---------- Material provided
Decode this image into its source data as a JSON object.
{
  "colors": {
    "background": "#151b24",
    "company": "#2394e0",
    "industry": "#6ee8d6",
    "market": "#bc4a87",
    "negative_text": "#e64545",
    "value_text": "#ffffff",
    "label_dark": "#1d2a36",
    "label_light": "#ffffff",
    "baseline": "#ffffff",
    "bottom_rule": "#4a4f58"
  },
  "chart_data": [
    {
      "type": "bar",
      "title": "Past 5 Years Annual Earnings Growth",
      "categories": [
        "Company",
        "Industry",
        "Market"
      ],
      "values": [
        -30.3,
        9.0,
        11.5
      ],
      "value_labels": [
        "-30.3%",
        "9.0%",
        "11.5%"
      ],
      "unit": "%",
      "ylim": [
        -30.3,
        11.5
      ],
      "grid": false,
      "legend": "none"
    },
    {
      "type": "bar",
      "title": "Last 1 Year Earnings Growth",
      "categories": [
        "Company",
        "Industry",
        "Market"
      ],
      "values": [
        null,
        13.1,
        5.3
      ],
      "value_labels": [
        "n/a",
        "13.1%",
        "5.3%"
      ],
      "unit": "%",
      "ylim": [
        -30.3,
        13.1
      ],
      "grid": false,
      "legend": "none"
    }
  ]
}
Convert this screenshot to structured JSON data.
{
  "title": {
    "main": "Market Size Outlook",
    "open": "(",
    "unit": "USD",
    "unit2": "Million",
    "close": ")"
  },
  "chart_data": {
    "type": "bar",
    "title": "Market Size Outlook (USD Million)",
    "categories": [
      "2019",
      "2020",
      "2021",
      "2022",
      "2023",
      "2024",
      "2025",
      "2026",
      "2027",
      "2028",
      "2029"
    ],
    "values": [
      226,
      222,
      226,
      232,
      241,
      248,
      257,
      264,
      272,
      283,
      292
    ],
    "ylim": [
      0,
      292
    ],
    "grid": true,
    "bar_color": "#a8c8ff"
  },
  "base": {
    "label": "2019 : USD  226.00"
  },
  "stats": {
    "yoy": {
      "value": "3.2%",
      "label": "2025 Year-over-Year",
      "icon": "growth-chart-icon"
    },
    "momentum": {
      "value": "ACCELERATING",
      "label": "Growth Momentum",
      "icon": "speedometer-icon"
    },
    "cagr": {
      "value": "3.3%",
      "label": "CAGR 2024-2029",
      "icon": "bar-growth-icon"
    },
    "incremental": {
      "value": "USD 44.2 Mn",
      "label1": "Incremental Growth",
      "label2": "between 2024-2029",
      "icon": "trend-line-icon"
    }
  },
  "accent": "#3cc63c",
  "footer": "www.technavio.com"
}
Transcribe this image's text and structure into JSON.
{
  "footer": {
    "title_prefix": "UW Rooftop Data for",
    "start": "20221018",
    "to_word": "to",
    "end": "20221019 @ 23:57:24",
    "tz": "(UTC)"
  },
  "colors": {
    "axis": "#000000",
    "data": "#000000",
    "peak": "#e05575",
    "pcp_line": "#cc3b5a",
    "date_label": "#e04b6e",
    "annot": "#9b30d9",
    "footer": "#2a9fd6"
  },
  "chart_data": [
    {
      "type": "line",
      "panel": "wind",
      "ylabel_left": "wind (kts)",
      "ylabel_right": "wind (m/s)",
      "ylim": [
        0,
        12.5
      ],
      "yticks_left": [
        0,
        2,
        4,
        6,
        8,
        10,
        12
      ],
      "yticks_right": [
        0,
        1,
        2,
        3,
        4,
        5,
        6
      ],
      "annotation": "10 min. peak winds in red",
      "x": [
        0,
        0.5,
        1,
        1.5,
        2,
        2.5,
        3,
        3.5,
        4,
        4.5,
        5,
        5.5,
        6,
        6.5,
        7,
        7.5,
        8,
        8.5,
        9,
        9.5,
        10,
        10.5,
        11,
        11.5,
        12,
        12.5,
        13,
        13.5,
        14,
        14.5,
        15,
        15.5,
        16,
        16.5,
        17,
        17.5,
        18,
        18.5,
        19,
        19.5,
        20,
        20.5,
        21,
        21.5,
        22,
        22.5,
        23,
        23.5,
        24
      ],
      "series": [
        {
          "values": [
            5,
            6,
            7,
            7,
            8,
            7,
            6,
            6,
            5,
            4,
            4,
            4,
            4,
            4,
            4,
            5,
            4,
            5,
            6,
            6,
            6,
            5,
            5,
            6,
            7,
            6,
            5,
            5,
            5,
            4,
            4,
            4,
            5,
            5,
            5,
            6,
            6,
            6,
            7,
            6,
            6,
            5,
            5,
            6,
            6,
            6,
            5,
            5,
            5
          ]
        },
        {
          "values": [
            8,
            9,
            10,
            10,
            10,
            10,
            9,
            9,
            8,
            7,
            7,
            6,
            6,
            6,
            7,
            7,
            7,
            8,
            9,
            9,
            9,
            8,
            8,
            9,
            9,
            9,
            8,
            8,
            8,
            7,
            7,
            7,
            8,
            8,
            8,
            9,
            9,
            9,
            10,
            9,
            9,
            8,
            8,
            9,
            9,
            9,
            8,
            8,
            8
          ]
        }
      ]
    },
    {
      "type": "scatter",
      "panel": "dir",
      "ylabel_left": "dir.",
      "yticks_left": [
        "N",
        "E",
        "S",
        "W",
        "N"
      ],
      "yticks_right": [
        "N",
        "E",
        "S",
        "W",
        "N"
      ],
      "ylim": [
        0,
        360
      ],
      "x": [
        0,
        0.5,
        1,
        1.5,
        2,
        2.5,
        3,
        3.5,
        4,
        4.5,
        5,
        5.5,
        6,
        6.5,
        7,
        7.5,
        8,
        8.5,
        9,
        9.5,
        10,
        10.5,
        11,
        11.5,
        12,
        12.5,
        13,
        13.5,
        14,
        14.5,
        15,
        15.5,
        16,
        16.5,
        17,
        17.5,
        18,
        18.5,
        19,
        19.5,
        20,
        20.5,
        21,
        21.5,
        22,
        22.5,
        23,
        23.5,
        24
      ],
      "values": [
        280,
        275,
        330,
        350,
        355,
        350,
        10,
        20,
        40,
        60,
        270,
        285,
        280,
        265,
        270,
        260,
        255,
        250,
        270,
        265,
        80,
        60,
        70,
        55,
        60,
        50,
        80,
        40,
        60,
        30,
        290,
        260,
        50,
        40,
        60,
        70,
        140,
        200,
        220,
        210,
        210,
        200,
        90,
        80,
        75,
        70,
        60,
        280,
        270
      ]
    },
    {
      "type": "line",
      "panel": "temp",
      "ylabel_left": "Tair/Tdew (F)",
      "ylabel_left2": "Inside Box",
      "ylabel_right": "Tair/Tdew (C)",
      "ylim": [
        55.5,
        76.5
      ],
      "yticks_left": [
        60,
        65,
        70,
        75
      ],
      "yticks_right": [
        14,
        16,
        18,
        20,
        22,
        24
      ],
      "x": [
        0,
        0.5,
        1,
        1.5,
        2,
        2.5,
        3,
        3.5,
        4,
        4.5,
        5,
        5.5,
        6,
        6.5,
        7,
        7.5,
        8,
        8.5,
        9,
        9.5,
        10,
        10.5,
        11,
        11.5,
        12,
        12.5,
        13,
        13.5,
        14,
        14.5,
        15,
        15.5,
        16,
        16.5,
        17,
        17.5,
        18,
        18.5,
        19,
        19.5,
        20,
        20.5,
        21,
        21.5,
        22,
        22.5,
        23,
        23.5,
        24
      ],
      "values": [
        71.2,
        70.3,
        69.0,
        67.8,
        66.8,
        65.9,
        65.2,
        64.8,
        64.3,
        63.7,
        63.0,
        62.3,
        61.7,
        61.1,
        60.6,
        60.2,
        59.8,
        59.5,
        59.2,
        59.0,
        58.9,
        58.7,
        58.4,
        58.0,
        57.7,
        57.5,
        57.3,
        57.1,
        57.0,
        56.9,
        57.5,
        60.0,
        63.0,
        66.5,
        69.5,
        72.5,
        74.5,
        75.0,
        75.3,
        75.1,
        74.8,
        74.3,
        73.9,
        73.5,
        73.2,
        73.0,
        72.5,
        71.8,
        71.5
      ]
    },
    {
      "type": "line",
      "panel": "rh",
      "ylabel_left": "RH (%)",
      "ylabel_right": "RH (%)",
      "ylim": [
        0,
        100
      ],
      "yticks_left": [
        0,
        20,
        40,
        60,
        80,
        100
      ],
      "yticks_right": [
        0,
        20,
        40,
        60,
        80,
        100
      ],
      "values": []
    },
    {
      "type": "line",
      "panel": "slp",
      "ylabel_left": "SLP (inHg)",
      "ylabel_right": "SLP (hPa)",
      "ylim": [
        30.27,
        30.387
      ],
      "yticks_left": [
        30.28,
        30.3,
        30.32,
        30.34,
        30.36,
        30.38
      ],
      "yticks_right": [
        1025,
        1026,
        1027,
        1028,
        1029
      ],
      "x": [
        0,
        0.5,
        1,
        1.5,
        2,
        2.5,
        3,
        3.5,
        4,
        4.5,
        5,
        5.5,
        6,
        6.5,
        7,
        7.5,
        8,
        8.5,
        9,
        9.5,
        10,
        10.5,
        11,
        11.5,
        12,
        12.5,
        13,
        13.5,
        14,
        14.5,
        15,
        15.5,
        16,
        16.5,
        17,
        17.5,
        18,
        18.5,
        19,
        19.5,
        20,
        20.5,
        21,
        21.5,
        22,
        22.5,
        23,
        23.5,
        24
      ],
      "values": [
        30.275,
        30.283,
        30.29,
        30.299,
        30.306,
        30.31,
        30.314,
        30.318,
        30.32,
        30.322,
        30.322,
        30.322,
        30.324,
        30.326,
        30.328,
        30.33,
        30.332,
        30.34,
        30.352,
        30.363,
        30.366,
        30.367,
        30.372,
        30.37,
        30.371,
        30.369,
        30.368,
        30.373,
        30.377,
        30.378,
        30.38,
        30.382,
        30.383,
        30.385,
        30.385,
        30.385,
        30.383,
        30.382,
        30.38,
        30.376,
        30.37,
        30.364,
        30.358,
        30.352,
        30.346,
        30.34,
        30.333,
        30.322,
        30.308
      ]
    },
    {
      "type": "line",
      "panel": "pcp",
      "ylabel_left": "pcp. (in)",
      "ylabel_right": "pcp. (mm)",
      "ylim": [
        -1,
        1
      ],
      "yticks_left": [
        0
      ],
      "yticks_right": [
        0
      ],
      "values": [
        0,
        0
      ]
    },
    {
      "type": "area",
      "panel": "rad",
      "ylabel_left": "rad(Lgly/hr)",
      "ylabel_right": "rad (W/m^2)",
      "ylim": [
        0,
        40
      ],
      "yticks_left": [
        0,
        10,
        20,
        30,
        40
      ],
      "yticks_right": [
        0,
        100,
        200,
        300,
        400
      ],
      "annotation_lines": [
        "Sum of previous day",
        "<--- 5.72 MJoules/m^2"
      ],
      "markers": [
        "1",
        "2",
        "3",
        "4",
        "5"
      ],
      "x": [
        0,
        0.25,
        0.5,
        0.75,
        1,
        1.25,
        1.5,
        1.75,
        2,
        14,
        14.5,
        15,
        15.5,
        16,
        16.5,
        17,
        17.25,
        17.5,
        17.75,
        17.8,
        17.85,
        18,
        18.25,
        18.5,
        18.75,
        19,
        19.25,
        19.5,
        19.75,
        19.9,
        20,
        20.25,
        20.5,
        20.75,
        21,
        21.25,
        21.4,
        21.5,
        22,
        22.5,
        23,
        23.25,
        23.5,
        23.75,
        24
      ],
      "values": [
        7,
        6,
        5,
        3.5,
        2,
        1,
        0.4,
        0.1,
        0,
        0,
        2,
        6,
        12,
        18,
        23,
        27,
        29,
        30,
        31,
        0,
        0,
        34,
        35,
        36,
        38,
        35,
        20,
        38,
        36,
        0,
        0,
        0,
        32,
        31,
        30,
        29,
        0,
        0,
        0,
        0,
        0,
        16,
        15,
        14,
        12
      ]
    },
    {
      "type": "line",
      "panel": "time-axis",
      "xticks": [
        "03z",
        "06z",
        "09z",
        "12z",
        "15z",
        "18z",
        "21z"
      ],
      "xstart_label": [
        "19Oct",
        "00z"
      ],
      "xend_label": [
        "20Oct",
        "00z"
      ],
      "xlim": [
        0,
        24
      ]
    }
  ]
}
--------------------
▸ Task description
Each line above that holds the string "footer" should be copied and shown.

▸ Complete answer
  "footer": "www.technavio.com"
  "footer": {
    "footer": "#2a9fd6"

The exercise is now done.